Box coordinate listings
==*==

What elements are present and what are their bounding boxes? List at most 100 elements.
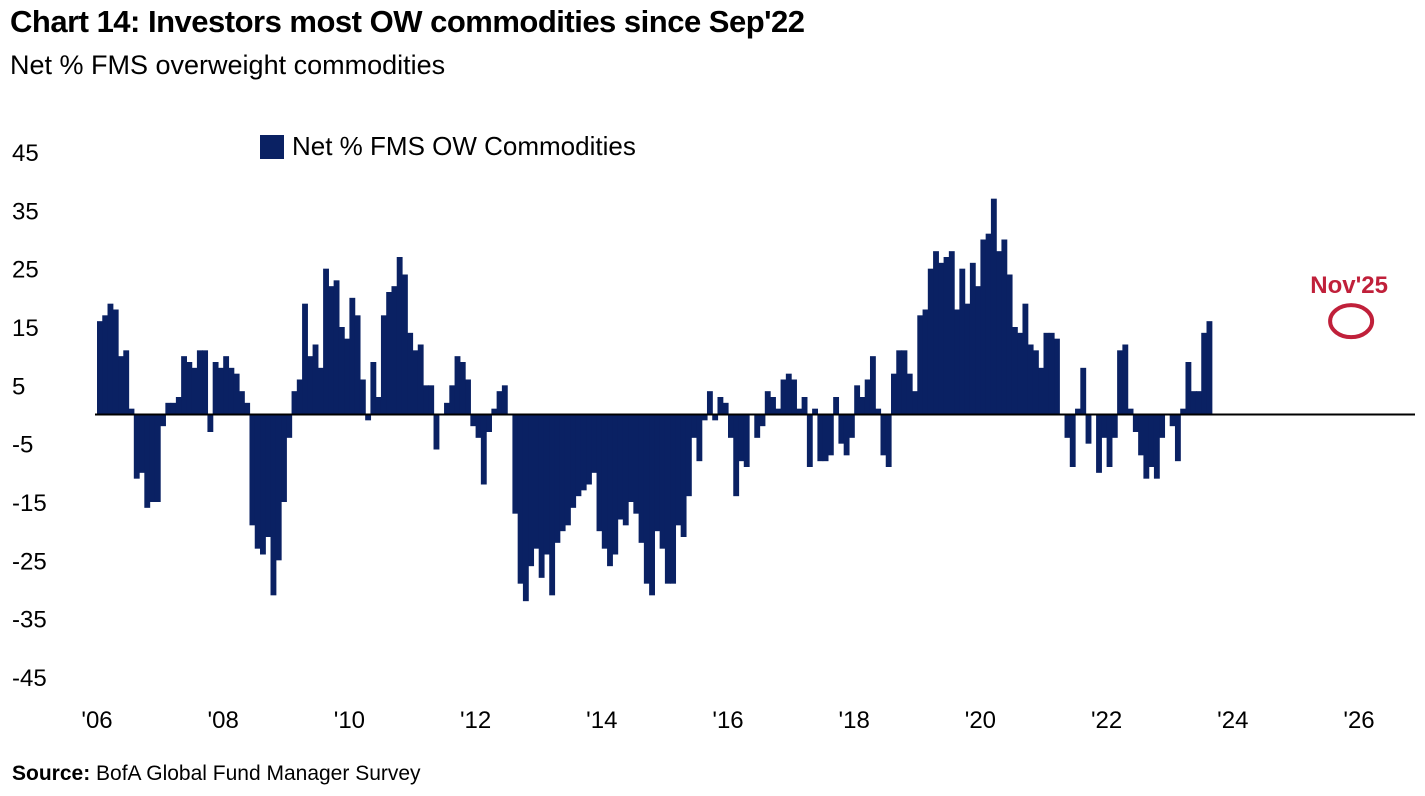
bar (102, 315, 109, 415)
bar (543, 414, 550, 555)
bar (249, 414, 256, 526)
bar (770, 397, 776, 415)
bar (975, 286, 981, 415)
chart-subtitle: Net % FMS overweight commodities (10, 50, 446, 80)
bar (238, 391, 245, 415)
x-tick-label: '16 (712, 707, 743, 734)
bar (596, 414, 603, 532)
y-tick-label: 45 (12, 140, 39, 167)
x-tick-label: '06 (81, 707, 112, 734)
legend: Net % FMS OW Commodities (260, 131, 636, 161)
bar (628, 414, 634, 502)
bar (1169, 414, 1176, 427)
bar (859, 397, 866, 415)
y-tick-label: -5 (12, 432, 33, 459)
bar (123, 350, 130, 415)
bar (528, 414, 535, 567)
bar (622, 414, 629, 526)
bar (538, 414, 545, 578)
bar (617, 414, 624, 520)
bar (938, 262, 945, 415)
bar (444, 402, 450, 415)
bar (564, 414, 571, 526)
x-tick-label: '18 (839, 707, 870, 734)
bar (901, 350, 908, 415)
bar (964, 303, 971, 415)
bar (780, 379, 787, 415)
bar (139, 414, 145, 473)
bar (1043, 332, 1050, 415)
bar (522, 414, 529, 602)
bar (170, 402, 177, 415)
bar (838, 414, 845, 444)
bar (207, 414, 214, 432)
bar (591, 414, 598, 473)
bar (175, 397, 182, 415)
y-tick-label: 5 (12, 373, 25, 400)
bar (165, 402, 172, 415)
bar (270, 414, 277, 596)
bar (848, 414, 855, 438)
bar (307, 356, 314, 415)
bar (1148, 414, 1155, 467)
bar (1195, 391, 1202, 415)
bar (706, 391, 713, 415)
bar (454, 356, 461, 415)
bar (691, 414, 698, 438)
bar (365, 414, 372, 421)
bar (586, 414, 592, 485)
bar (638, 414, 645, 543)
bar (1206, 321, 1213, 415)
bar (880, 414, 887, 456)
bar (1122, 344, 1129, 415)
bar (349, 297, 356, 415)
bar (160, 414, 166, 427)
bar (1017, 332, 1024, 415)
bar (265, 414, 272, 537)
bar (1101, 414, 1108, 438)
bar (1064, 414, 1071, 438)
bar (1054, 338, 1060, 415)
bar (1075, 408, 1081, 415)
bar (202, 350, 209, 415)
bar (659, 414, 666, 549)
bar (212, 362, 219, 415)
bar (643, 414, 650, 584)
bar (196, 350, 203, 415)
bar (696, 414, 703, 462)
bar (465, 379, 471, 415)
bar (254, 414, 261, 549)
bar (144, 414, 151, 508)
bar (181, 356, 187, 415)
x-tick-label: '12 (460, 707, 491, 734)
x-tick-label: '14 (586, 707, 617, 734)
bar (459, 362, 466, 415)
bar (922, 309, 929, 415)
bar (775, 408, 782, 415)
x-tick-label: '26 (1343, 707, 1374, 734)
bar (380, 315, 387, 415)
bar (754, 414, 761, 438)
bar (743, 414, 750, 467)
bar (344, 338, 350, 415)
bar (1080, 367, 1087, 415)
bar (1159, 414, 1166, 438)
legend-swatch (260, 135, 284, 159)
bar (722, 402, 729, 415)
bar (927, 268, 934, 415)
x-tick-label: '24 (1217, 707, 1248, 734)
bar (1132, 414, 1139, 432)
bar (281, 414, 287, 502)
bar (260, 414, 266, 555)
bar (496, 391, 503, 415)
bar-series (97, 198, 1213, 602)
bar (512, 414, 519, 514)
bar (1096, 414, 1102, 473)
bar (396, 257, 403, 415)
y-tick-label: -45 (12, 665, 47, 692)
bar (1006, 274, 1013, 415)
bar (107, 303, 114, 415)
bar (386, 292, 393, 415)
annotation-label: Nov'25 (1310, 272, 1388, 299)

==*==

_GIVEN INSTRUCTION_
Copy out every line of the data above word for word, leaving out the pictures.

_RESULT_
What elements are present and what are their bounding boxes? List at most 100 elements.
bar (102, 315, 109, 415)
bar (543, 414, 550, 555)
bar (249, 414, 256, 526)
bar (770, 397, 776, 415)
bar (975, 286, 981, 415)
chart-subtitle: Net % FMS overweight commodities (10, 50, 446, 80)
bar (238, 391, 245, 415)
x-tick-label: '16 (712, 707, 743, 734)
bar (596, 414, 603, 532)
y-tick-label: 45 (12, 140, 39, 167)
x-tick-label: '06 (81, 707, 112, 734)
legend: Net % FMS OW Commodities (260, 131, 636, 161)
bar (628, 414, 634, 502)
bar (1169, 414, 1176, 427)
bar (859, 397, 866, 415)
y-tick-label: -5 (12, 432, 33, 459)
bar (123, 350, 130, 415)
bar (528, 414, 535, 567)
bar (622, 414, 629, 526)
bar (538, 414, 545, 578)
bar (617, 414, 624, 520)
bar (938, 262, 945, 415)
bar (444, 402, 450, 415)
bar (564, 414, 571, 526)
x-tick-label: '18 (839, 707, 870, 734)
bar (901, 350, 908, 415)
bar (964, 303, 971, 415)
bar (780, 379, 787, 415)
bar (139, 414, 145, 473)
bar (1043, 332, 1050, 415)
bar (522, 414, 529, 602)
bar (170, 402, 177, 415)
bar (838, 414, 845, 444)
bar (207, 414, 214, 432)
bar (591, 414, 598, 473)
bar (175, 397, 182, 415)
y-tick-label: 5 (12, 373, 25, 400)
bar (165, 402, 172, 415)
bar (270, 414, 277, 596)
bar (848, 414, 855, 438)
bar (307, 356, 314, 415)
bar (1148, 414, 1155, 467)
bar (1195, 391, 1202, 415)
bar (706, 391, 713, 415)
bar (454, 356, 461, 415)
bar (691, 414, 698, 438)
bar (365, 414, 372, 421)
bar (586, 414, 592, 485)
bar (638, 414, 645, 543)
bar (1206, 321, 1213, 415)
bar (880, 414, 887, 456)
bar (1122, 344, 1129, 415)
bar (349, 297, 356, 415)
bar (160, 414, 166, 427)
bar (1017, 332, 1024, 415)
bar (265, 414, 272, 537)
bar (1101, 414, 1108, 438)
bar (1064, 414, 1071, 438)
bar (1054, 338, 1060, 415)
bar (1075, 408, 1081, 415)
bar (202, 350, 209, 415)
bar (659, 414, 666, 549)
bar (212, 362, 219, 415)
bar (643, 414, 650, 584)
bar (196, 350, 203, 415)
bar (696, 414, 703, 462)
bar (465, 379, 471, 415)
bar (254, 414, 261, 549)
bar (144, 414, 151, 508)
bar (181, 356, 187, 415)
x-tick-label: '12 (460, 707, 491, 734)
x-tick-label: '14 (586, 707, 617, 734)
bar (459, 362, 466, 415)
bar (922, 309, 929, 415)
bar (775, 408, 782, 415)
x-tick-label: '26 (1343, 707, 1374, 734)
bar (380, 315, 387, 415)
bar (754, 414, 761, 438)
bar (743, 414, 750, 467)
bar (344, 338, 350, 415)
bar (1080, 367, 1087, 415)
bar (1159, 414, 1166, 438)
legend-swatch (260, 135, 284, 159)
bar (722, 402, 729, 415)
bar (927, 268, 934, 415)
x-tick-label: '24 (1217, 707, 1248, 734)
bar (1132, 414, 1139, 432)
bar (281, 414, 287, 502)
bar (260, 414, 266, 555)
bar (496, 391, 503, 415)
bar-series (97, 198, 1213, 602)
bar (512, 414, 519, 514)
bar (1096, 414, 1102, 473)
bar (396, 257, 403, 415)
y-tick-label: -45 (12, 665, 47, 692)
bar (1006, 274, 1013, 415)
bar (107, 303, 114, 415)
bar (386, 292, 393, 415)
annotation-label: Nov'25 (1310, 272, 1388, 299)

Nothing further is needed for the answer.